» REQUIRED TASK
Please copy out the lines of the data below verbatim, beginning at the line that contains "- x-tick-label: 1000: [321, 396, 348, 410]" and stopping after the line that contains "- point: [583, 360, 588, 364]".

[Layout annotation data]
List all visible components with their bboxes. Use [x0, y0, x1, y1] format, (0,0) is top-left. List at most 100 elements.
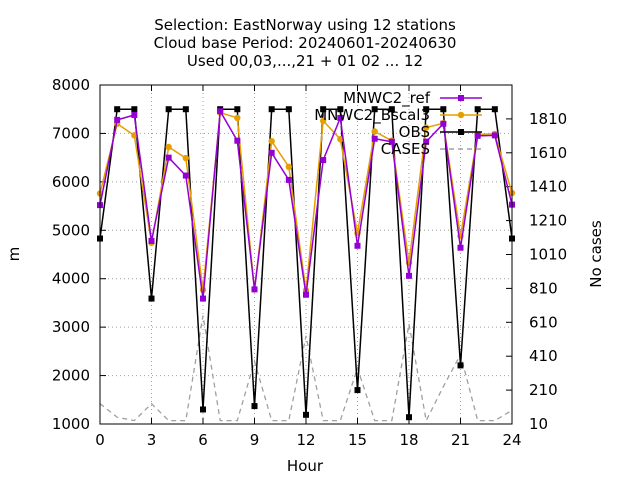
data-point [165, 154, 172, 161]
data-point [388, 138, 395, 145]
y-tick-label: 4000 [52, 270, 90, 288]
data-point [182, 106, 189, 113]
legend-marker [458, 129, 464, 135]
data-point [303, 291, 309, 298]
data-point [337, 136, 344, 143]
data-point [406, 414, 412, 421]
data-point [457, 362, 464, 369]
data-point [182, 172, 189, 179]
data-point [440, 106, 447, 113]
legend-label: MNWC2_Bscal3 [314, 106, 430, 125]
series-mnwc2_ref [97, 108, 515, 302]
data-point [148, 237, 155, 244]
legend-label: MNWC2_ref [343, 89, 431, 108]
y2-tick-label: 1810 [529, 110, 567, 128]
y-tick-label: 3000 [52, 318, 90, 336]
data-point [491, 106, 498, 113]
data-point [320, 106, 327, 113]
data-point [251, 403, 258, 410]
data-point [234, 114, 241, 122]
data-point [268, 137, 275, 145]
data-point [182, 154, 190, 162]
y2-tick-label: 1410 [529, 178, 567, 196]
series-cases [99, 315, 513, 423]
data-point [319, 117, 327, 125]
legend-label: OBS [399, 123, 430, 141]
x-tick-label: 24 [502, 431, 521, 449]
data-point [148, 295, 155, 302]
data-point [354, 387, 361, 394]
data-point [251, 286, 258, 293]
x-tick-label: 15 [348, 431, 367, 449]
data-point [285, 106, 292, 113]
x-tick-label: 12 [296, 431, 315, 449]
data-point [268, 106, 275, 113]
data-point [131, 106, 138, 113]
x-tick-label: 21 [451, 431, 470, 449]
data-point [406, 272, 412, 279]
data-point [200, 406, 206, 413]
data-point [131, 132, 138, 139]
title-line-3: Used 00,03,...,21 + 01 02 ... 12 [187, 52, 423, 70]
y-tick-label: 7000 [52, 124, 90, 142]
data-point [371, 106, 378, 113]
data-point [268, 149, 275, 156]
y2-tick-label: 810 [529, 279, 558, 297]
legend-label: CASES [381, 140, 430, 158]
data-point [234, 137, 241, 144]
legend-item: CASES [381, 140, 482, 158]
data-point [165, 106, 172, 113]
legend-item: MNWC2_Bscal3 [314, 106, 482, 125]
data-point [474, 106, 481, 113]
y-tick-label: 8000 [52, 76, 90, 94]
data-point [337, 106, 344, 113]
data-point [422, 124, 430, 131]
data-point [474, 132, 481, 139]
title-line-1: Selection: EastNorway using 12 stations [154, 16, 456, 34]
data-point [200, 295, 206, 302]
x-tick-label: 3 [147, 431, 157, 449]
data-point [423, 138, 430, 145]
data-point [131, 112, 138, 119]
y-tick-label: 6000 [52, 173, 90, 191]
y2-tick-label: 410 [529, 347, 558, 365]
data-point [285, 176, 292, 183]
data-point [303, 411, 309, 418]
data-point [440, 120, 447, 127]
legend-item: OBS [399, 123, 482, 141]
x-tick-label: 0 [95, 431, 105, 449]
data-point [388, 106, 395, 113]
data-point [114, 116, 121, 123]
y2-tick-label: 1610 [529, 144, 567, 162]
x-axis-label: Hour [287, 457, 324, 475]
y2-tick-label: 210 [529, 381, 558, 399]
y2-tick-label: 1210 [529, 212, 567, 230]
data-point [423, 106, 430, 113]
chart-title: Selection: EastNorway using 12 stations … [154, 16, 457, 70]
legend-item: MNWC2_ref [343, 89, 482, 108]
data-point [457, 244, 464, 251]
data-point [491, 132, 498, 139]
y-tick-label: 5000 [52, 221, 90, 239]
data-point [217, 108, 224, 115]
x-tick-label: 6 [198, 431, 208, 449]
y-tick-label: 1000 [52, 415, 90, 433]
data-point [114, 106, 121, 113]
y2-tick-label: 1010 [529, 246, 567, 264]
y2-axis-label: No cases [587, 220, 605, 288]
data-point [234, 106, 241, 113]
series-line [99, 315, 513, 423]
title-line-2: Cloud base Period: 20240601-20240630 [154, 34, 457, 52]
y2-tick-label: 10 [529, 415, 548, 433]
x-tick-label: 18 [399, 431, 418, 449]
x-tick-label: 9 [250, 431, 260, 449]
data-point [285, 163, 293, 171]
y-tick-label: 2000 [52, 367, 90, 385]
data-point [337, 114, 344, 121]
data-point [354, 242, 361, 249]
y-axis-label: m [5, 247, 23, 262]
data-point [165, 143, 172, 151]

--

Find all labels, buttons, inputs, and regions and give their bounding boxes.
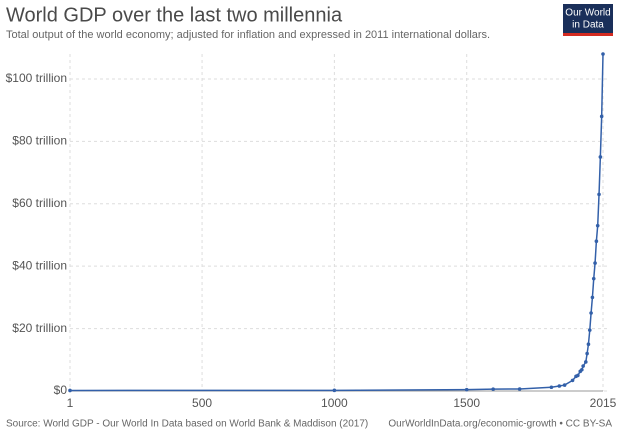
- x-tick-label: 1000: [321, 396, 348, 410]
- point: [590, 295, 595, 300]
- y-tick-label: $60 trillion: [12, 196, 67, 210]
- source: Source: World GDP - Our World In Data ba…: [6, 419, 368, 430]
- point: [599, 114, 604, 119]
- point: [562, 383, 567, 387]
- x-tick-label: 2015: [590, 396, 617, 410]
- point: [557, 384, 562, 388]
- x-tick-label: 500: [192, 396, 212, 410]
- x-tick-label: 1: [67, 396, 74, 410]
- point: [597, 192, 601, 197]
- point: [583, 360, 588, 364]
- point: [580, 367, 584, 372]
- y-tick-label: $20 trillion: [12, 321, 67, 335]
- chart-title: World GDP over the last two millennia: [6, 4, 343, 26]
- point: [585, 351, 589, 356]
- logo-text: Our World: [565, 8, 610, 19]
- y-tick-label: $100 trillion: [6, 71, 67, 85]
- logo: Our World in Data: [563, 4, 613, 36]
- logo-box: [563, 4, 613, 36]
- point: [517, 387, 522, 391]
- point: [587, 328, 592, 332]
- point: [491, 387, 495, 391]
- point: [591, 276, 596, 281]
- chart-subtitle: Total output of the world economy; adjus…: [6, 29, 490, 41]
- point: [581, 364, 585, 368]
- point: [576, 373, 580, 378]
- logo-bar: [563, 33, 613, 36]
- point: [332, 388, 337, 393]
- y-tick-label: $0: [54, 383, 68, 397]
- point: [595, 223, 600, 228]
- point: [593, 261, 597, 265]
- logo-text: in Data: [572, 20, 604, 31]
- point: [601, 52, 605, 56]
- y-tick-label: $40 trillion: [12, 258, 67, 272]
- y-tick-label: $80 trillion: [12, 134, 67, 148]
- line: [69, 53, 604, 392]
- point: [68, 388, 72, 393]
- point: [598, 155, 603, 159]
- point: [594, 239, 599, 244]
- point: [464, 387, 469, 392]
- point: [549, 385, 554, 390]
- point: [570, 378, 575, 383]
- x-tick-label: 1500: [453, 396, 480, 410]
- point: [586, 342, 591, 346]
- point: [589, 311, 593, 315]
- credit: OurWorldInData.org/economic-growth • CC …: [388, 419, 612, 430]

» RESPONSE TO THIS EXERCISE
- x-tick-label: 1000: [321, 396, 348, 410]
- point: [590, 295, 595, 300]
- y-tick-label: $60 trillion: [12, 196, 67, 210]
- source: Source: World GDP - Our World In Data ba…: [6, 419, 368, 430]
- point: [599, 114, 604, 119]
- point: [562, 383, 567, 387]
- x-tick-label: 2015: [590, 396, 617, 410]
- point: [557, 384, 562, 388]
- x-tick-label: 500: [192, 396, 212, 410]
- x-tick-label: 1: [67, 396, 74, 410]
- point: [597, 192, 601, 197]
- point: [583, 360, 588, 364]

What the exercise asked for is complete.